▶ _What the exercise asks_
Write out only the lines running from the one that contains "Enumerate this chart's" to the end of the material, both ends included.

▶ _Data shown_
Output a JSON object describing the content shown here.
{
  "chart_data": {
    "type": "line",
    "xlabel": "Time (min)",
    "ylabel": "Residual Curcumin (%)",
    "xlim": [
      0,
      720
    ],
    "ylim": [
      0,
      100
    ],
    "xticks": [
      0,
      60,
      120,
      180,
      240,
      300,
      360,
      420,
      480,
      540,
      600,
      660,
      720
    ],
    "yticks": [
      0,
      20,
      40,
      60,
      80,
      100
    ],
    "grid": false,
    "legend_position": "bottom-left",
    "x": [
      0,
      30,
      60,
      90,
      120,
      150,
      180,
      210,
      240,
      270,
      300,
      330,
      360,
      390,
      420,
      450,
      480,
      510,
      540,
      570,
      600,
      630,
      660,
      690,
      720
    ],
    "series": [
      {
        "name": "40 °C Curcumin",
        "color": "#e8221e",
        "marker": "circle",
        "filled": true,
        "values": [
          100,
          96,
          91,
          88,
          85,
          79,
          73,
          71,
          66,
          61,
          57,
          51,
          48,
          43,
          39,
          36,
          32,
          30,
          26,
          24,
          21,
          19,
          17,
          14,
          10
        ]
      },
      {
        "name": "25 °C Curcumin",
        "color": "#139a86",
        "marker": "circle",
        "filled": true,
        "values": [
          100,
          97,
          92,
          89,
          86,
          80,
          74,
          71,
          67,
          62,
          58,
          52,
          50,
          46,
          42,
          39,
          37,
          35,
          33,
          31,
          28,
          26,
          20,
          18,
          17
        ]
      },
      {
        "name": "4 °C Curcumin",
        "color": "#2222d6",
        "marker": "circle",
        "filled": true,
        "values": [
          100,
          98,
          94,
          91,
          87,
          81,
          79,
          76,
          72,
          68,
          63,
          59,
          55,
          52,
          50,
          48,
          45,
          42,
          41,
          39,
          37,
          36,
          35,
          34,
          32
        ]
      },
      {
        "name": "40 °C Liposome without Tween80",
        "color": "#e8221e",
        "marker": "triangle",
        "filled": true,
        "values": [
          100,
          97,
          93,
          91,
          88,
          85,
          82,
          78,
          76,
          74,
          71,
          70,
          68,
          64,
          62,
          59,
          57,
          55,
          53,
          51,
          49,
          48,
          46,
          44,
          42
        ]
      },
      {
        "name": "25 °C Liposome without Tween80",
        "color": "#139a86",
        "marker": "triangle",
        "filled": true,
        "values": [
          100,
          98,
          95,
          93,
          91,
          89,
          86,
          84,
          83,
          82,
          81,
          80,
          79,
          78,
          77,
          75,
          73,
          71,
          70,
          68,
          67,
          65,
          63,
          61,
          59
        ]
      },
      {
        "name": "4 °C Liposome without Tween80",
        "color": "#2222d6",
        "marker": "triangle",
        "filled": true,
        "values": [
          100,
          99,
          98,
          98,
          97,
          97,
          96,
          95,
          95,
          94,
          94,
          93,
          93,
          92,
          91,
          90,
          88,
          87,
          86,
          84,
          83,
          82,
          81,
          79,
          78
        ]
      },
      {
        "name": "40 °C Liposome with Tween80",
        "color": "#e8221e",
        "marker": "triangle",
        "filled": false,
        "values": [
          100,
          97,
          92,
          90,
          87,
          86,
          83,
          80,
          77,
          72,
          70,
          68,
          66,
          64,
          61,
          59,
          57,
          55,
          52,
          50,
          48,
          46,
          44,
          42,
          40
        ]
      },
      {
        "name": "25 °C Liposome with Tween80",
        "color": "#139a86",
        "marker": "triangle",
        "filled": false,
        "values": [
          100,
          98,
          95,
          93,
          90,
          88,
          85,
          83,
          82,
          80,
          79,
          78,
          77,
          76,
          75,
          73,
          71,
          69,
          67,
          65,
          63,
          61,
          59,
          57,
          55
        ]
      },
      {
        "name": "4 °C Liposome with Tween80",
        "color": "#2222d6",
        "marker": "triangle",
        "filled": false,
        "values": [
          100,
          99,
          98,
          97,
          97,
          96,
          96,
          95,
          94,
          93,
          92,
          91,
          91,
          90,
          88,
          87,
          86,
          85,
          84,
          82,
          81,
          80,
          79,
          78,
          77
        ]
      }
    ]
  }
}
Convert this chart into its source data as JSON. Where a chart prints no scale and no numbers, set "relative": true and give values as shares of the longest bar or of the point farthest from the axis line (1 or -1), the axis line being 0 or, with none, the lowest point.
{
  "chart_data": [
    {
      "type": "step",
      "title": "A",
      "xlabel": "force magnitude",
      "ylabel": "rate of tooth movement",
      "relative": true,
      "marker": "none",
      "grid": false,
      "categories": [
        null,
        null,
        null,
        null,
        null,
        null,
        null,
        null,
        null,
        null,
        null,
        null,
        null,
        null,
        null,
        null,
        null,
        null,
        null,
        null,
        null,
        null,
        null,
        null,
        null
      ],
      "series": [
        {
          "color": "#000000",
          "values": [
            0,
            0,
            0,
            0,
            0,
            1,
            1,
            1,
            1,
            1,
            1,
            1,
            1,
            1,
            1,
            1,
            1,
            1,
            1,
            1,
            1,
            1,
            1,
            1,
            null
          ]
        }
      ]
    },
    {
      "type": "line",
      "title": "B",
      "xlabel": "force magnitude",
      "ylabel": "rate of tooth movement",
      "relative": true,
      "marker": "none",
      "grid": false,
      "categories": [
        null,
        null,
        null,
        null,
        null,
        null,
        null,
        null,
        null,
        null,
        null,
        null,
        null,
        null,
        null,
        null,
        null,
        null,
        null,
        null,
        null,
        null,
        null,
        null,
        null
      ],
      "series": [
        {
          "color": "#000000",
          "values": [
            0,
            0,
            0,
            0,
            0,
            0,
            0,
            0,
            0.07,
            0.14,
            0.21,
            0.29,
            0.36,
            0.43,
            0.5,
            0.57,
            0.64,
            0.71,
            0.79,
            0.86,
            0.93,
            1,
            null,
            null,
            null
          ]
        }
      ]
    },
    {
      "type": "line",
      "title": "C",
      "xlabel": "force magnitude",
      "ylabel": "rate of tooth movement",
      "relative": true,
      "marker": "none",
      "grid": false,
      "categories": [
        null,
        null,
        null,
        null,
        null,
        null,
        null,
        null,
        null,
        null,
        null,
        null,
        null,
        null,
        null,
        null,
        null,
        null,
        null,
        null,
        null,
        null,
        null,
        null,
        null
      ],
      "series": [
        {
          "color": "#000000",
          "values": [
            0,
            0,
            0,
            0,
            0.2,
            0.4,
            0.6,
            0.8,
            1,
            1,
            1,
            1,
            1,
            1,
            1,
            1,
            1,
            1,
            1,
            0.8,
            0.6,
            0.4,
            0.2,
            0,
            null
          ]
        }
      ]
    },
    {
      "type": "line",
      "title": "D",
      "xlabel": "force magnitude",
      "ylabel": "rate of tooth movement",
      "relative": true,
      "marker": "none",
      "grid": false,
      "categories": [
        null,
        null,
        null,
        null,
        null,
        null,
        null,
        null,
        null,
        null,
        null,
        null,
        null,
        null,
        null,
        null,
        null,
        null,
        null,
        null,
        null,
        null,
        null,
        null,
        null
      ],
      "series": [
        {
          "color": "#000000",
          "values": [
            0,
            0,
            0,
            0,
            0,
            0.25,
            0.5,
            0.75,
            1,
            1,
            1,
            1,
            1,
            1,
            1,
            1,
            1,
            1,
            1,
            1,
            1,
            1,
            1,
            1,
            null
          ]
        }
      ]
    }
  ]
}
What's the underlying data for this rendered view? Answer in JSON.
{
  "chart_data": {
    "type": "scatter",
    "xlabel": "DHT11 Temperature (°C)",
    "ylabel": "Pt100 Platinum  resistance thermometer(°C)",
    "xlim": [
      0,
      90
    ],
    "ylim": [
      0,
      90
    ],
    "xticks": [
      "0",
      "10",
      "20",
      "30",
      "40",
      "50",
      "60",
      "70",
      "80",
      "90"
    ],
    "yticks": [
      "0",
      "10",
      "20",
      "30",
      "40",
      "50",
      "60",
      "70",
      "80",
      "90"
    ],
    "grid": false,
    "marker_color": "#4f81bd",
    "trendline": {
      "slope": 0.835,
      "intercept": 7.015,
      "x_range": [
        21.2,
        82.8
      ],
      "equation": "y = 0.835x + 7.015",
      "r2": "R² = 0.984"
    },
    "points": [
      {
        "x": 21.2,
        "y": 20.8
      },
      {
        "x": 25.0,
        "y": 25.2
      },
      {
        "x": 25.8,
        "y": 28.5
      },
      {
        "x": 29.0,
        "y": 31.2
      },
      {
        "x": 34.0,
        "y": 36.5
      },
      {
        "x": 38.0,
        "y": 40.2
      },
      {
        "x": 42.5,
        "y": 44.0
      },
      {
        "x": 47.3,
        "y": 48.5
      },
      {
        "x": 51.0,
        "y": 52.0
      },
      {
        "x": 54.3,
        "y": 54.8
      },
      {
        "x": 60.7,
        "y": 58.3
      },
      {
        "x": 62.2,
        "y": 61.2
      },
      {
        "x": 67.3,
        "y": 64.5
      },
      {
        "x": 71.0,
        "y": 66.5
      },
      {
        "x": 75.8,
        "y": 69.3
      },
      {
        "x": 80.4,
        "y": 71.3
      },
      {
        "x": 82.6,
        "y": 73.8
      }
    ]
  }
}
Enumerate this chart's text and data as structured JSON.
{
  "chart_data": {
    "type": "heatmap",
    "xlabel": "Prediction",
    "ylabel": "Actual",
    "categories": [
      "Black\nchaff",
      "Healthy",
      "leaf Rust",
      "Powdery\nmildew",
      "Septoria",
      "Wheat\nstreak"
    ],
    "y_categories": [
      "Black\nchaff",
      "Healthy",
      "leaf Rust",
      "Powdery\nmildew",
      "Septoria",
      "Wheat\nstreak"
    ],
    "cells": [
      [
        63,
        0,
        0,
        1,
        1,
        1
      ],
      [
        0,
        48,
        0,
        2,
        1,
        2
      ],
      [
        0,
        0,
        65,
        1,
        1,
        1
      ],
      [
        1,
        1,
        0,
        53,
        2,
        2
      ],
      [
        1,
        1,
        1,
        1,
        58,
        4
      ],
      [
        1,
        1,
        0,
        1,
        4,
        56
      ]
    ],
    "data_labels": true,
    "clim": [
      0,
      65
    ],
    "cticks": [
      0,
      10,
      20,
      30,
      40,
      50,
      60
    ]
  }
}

▶ _Completed exercise_
Enumerate this chart's text and data as structured JSON.
{
  "chart_data": {
    "type": "heatmap",
    "xlabel": "Prediction",
    "ylabel": "Actual",
    "categories": [
      "Black\nchaff",
      "Healthy",
      "leaf Rust",
      "Powdery\nmildew",
      "Septoria",
      "Wheat\nstreak"
    ],
    "y_categories": [
      "Black\nchaff",
      "Healthy",
      "leaf Rust",
      "Powdery\nmildew",
      "Septoria",
      "Wheat\nstreak"
    ],
    "cells": [
      [
        63,
        0,
        0,
        1,
        1,
        1
      ],
      [
        0,
        48,
        0,
        2,
        1,
        2
      ],
      [
        0,
        0,
        65,
        1,
        1,
        1
      ],
      [
        1,
        1,
        0,
        53,
        2,
        2
      ],
      [
        1,
        1,
        1,
        1,
        58,
        4
      ],
      [
        1,
        1,
        0,
        1,
        4,
        56
      ]
    ],
    "data_labels": true,
    "clim": [
      0,
      65
    ],
    "cticks": [
      0,
      10,
      20,
      30,
      40,
      50,
      60
    ]
  }
}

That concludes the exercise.